▶ **Goal**
Write out exactly the lines from the one containing "Read the values" through the last line of the records below, including both.
──────── Working data ────────
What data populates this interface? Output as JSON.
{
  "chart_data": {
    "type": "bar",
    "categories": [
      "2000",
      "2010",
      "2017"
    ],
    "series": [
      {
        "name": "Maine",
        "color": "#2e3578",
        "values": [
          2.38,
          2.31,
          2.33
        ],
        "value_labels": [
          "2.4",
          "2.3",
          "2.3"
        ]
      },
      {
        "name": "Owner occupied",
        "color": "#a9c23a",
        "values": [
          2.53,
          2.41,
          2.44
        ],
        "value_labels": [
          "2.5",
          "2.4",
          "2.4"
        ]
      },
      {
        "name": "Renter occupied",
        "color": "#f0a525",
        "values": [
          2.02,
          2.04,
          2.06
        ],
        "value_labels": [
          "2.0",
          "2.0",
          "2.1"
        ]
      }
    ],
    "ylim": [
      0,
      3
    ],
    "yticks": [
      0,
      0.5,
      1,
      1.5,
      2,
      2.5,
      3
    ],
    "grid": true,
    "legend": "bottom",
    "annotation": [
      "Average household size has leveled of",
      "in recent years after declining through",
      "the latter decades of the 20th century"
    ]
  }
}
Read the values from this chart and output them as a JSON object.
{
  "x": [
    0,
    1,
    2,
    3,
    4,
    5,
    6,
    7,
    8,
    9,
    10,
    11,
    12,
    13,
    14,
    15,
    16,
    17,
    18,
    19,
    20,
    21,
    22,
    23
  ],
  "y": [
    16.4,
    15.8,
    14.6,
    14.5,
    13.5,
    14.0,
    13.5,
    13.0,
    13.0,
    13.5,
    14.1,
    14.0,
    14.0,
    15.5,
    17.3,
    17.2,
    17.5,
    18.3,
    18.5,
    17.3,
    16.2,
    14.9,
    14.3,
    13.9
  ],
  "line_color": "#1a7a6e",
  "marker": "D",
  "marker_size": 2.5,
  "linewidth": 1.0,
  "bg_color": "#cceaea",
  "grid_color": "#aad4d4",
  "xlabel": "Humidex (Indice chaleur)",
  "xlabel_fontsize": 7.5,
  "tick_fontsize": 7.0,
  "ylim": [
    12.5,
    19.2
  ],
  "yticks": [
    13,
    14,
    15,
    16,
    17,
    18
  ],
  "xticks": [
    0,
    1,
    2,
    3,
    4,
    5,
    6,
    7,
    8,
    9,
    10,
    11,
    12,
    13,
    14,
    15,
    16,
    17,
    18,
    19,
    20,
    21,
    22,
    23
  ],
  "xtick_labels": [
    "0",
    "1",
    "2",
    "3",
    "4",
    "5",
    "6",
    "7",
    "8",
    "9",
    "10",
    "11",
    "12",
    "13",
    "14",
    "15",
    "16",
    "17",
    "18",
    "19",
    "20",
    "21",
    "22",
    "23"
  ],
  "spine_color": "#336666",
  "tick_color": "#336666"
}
────────
▶ **Complete response**
Read the values from this chart and output them as a JSON object.
{
  "x": [
    0,
    1,
    2,
    3,
    4,
    5,
    6,
    7,
    8,
    9,
    10,
    11,
    12,
    13,
    14,
    15,
    16,
    17,
    18,
    19,
    20,
    21,
    22,
    23
  ],
  "y": [
    16.4,
    15.8,
    14.6,
    14.5,
    13.5,
    14.0,
    13.5,
    13.0,
    13.0,
    13.5,
    14.1,
    14.0,
    14.0,
    15.5,
    17.3,
    17.2,
    17.5,
    18.3,
    18.5,
    17.3,
    16.2,
    14.9,
    14.3,
    13.9
  ],
  "line_color": "#1a7a6e",
  "marker": "D",
  "marker_size": 2.5,
  "linewidth": 1.0,
  "bg_color": "#cceaea",
  "grid_color": "#aad4d4",
  "xlabel": "Humidex (Indice chaleur)",
  "xlabel_fontsize": 7.5,
  "tick_fontsize": 7.0,
  "ylim": [
    12.5,
    19.2
  ],
  "yticks": [
    13,
    14,
    15,
    16,
    17,
    18
  ],
  "xticks": [
    0,
    1,
    2,
    3,
    4,
    5,
    6,
    7,
    8,
    9,
    10,
    11,
    12,
    13,
    14,
    15,
    16,
    17,
    18,
    19,
    20,
    21,
    22,
    23
  ],
  "xtick_labels": [
    "0",
    "1",
    "2",
    "3",
    "4",
    "5",
    "6",
    "7",
    "8",
    "9",
    "10",
    "11",
    "12",
    "13",
    "14",
    "15",
    "16",
    "17",
    "18",
    "19",
    "20",
    "21",
    "22",
    "23"
  ],
  "spine_color": "#336666",
  "tick_color": "#336666"
}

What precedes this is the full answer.